* begin *

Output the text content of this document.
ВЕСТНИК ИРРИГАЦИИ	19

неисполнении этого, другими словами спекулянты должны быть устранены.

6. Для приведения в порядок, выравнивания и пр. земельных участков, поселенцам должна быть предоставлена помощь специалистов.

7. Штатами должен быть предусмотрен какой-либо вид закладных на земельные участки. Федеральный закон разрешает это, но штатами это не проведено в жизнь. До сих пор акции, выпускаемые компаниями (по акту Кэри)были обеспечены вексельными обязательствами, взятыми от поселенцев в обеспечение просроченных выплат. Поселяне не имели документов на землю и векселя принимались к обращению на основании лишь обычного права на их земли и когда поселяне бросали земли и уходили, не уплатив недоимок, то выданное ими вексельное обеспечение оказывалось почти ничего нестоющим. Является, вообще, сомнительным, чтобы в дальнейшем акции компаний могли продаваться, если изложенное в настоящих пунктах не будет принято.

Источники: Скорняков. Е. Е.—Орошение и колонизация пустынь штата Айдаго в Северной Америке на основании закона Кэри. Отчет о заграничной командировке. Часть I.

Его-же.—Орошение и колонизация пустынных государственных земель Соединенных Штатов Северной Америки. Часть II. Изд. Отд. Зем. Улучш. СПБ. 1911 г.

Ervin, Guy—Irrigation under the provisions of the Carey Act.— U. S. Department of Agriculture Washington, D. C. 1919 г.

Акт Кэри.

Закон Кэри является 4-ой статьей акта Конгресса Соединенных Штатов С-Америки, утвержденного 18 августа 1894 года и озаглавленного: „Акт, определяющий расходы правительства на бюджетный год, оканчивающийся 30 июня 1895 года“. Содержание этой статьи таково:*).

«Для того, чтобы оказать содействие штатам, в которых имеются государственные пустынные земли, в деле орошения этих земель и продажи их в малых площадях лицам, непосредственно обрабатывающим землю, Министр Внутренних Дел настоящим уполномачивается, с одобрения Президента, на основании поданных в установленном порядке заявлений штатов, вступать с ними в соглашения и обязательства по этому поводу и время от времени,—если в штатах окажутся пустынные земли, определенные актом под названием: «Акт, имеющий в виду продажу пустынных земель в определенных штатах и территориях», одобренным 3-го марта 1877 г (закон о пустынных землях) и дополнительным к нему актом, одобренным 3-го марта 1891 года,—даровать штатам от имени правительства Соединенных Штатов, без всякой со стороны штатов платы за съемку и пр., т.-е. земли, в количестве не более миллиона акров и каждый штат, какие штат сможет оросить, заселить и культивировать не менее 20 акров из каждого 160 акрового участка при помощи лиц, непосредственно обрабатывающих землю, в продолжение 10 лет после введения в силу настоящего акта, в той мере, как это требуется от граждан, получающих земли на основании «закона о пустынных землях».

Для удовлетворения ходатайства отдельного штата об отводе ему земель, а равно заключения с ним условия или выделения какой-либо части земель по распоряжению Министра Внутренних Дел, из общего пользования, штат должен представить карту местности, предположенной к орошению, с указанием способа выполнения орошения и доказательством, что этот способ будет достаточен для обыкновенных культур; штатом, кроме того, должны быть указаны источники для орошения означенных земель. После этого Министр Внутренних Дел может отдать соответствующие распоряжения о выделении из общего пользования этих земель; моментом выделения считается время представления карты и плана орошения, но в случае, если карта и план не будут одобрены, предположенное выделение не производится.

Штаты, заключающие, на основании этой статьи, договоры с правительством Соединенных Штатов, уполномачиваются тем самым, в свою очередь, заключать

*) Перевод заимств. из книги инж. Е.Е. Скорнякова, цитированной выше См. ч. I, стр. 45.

* end *

### INSTRUCTIONS FOR THE TASK
For the material, find the number of lines holding the word "Внутренних" and give that figure and nothing more.

### ANSWER TO THE TASK
2